[Exercise materials start]

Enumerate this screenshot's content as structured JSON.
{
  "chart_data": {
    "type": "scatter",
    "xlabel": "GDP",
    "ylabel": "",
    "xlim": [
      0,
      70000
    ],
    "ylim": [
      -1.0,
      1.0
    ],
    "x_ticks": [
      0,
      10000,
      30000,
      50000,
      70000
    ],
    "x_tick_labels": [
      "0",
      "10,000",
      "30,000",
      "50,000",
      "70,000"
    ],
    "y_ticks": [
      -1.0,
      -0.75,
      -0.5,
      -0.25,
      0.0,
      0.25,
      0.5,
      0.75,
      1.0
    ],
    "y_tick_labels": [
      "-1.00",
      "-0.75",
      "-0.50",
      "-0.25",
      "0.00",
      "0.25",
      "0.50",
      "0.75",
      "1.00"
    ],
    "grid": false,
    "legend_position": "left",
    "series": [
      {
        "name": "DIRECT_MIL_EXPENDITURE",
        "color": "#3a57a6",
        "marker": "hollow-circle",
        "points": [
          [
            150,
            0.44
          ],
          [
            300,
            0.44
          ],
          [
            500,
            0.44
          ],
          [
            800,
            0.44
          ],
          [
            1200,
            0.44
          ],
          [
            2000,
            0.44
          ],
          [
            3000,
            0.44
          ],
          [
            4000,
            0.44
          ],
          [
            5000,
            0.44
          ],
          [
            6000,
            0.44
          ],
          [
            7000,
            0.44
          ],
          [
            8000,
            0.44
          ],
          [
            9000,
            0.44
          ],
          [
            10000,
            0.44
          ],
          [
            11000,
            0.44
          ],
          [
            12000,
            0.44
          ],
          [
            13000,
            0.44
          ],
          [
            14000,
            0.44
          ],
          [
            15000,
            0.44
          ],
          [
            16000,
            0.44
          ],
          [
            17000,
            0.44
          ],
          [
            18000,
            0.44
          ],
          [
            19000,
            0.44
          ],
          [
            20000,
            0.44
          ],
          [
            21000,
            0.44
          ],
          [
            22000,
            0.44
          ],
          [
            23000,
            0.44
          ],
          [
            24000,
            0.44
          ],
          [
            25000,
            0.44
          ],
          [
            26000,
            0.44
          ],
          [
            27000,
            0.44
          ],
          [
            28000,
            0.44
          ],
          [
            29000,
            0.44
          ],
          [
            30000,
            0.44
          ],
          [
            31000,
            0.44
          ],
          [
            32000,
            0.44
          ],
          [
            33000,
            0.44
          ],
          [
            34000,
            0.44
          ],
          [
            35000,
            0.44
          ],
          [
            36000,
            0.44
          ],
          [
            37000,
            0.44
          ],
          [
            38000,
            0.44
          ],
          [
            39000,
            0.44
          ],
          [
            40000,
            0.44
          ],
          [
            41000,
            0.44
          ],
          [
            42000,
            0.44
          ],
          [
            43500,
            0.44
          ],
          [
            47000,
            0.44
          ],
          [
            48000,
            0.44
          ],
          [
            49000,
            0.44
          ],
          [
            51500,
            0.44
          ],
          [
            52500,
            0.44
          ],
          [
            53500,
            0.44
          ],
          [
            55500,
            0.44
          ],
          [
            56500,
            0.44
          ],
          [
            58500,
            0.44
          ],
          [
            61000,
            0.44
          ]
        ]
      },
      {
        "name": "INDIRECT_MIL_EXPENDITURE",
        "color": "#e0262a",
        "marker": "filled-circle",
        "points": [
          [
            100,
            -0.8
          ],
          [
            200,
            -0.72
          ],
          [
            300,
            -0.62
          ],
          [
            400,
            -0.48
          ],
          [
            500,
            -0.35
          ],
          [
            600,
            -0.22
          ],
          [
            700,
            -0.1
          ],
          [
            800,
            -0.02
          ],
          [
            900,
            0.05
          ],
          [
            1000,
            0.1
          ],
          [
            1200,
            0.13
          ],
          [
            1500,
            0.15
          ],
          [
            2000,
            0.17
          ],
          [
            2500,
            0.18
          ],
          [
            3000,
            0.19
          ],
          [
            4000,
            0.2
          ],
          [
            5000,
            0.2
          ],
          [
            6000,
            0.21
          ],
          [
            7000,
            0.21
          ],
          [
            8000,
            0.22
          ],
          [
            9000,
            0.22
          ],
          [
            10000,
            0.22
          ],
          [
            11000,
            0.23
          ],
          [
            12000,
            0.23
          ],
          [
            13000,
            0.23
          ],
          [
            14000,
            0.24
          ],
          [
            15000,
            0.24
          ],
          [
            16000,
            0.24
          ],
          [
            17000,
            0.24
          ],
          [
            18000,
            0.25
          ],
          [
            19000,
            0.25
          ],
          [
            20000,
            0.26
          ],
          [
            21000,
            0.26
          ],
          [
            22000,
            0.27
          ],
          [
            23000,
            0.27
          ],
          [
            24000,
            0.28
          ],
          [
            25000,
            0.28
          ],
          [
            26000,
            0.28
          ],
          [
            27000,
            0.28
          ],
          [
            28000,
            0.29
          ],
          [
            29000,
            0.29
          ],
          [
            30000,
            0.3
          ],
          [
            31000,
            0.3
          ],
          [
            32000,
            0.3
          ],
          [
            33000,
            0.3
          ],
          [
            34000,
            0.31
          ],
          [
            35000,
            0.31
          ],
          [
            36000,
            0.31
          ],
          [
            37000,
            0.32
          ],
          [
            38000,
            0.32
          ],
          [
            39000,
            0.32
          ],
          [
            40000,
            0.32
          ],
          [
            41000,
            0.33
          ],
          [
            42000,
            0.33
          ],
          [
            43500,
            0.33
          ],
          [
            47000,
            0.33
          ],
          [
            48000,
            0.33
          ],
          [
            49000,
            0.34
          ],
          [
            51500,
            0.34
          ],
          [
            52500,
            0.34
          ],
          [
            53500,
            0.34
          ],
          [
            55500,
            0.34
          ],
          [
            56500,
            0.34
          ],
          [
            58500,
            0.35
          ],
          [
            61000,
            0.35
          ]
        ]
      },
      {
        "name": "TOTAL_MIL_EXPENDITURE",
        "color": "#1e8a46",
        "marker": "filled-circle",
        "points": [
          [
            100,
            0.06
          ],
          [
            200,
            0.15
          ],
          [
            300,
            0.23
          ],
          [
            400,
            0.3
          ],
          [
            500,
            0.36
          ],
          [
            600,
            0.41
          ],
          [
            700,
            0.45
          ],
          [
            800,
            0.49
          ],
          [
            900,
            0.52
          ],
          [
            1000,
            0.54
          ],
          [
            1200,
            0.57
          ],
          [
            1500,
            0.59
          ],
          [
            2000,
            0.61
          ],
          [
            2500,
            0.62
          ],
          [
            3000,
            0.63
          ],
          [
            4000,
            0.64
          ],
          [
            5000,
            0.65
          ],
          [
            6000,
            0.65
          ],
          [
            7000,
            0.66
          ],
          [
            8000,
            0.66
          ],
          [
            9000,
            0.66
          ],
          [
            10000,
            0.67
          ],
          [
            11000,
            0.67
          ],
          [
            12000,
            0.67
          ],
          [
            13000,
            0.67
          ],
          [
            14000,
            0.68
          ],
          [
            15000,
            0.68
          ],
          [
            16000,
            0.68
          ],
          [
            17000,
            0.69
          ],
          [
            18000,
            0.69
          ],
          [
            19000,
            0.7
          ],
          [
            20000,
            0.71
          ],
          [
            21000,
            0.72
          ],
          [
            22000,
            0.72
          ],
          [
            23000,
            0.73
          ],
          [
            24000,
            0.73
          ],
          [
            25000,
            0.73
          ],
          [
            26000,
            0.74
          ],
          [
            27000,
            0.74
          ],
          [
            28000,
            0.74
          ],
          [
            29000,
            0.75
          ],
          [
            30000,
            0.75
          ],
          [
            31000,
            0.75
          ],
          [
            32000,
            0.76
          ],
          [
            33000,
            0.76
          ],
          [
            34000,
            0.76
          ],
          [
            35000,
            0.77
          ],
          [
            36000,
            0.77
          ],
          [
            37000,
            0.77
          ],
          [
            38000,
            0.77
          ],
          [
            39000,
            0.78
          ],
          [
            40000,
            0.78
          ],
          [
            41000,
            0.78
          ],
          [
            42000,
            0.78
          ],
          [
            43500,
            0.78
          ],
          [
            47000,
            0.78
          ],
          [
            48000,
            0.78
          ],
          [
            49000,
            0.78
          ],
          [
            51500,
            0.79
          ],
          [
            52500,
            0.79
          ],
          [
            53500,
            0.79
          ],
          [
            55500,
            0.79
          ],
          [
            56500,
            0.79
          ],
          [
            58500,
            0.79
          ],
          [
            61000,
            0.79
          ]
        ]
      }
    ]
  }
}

[Exercise materials end]

What this task involves ▸
Every line of the listing that holds "name" should be found and copied.

Answer to this exercise ▸
        "name": "DIRECT_MIL_EXPENDITURE",
        "name": "INDIRECT_MIL_EXPENDITURE",
        "name": "TOTAL_MIL_EXPENDITURE",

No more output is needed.